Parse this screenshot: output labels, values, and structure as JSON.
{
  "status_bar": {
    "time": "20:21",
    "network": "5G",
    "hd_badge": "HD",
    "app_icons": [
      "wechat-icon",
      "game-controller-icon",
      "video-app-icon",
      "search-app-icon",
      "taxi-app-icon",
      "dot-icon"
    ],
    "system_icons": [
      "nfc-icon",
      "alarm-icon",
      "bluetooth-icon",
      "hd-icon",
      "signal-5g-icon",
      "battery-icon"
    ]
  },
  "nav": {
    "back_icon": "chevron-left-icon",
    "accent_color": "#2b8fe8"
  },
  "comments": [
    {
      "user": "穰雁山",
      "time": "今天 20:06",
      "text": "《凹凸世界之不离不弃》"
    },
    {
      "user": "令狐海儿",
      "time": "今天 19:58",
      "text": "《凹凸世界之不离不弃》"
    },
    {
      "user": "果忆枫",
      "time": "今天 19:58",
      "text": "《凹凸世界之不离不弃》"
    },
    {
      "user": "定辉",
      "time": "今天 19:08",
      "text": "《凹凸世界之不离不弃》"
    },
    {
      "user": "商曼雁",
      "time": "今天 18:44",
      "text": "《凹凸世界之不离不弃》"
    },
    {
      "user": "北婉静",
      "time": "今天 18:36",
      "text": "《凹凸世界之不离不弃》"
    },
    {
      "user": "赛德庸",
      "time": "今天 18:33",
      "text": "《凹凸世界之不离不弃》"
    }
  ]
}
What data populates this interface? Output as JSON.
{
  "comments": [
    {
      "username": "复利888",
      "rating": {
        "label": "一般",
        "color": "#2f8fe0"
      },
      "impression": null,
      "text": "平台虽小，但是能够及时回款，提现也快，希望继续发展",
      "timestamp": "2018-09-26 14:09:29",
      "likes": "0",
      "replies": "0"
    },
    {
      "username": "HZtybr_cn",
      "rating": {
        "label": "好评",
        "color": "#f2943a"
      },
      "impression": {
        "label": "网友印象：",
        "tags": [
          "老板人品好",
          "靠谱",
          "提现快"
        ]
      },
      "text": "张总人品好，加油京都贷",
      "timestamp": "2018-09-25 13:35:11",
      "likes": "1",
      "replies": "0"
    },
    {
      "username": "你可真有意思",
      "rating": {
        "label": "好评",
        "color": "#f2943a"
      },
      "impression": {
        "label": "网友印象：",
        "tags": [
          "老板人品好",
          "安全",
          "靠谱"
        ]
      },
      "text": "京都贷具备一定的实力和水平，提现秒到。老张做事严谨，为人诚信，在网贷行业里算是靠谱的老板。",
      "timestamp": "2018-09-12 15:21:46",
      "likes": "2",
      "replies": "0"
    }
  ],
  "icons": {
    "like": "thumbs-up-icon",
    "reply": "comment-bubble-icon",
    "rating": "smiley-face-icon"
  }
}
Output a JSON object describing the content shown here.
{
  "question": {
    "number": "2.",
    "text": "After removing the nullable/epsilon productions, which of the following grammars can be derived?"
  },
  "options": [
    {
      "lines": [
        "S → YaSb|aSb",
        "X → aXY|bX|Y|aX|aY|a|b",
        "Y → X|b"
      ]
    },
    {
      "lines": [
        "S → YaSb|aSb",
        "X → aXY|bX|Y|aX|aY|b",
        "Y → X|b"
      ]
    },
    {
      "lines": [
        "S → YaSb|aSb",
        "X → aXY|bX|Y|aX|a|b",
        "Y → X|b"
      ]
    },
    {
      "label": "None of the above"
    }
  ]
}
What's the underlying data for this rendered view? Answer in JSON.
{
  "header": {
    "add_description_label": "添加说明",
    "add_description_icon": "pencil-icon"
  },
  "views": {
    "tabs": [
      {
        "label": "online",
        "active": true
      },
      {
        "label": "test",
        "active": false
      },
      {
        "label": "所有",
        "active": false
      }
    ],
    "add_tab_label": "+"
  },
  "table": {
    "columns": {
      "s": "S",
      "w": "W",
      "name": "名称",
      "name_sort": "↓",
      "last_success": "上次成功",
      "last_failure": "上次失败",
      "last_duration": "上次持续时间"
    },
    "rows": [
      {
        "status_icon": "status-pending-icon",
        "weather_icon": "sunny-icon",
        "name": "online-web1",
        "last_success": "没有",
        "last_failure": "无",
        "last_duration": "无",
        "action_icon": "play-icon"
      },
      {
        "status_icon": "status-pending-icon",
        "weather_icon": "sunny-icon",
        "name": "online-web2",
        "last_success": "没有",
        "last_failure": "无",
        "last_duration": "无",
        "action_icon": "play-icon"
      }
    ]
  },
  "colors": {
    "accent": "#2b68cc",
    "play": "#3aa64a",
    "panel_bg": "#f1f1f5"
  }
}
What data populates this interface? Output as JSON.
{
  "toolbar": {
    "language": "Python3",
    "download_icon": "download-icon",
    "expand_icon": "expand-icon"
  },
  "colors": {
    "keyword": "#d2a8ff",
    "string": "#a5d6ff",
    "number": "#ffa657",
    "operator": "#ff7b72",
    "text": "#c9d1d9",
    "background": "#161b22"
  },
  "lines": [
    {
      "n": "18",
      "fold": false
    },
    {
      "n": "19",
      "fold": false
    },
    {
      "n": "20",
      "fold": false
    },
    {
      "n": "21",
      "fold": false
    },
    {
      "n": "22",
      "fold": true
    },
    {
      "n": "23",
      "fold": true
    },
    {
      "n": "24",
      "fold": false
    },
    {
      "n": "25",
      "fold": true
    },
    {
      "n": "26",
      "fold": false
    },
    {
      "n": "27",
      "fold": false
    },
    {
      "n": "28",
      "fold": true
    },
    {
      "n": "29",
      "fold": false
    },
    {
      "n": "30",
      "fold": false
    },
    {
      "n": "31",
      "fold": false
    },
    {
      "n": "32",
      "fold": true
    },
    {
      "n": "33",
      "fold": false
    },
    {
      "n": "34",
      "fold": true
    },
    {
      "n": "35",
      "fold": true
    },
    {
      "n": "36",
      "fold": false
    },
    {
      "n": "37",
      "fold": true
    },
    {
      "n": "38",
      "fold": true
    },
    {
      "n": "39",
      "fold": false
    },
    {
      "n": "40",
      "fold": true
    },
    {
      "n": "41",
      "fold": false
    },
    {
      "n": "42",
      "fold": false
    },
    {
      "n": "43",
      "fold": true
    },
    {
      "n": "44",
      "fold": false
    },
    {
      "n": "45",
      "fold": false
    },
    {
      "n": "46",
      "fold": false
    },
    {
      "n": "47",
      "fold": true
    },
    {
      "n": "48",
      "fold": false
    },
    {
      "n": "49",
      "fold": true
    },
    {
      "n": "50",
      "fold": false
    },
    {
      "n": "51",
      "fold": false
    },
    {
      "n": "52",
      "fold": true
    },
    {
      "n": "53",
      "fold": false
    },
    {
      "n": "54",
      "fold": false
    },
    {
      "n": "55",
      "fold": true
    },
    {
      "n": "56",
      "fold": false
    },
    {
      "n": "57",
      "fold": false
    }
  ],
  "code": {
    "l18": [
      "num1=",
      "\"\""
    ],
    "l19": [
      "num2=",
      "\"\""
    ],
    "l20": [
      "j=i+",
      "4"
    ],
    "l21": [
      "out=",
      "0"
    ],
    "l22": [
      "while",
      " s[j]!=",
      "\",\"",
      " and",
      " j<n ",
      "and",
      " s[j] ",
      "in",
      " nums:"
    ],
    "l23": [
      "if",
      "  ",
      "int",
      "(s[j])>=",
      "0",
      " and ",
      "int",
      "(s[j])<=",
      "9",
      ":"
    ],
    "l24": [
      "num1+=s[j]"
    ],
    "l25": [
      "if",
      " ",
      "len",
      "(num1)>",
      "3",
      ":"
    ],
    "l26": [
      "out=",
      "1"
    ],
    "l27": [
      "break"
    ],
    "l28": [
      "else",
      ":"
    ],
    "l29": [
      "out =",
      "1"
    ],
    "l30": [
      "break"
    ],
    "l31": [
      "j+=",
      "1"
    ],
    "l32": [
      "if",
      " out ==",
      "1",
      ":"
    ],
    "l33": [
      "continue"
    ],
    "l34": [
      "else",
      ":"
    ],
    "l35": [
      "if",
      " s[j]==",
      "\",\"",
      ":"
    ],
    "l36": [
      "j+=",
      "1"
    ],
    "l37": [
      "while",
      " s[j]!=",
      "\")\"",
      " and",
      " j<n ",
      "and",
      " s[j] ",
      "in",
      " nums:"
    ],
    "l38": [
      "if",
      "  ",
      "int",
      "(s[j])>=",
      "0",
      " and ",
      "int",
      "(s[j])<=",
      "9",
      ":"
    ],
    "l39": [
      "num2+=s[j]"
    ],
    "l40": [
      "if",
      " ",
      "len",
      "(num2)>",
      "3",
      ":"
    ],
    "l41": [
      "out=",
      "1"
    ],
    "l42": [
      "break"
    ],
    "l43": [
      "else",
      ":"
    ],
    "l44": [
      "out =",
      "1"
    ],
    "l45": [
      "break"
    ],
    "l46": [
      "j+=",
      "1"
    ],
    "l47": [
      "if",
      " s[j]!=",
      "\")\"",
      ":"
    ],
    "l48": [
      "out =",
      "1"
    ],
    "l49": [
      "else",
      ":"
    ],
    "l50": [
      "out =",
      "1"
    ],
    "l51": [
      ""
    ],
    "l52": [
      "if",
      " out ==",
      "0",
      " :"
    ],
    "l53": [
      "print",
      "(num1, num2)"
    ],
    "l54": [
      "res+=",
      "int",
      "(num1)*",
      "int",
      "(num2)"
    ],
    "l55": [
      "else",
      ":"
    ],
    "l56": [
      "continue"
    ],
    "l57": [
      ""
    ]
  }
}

→ **Aim of the exercise**: Go through the records. Copy each line where "JSON" appears.

→ **Full output**:
Parse this screenshot: output labels, values, and structure as JSON.
What data populates this interface? Output as JSON.
Output a JSON object describing the content shown here.
What's the underlying data for this rendered view? Answer in JSON.
What data populates this interface? Output as JSON.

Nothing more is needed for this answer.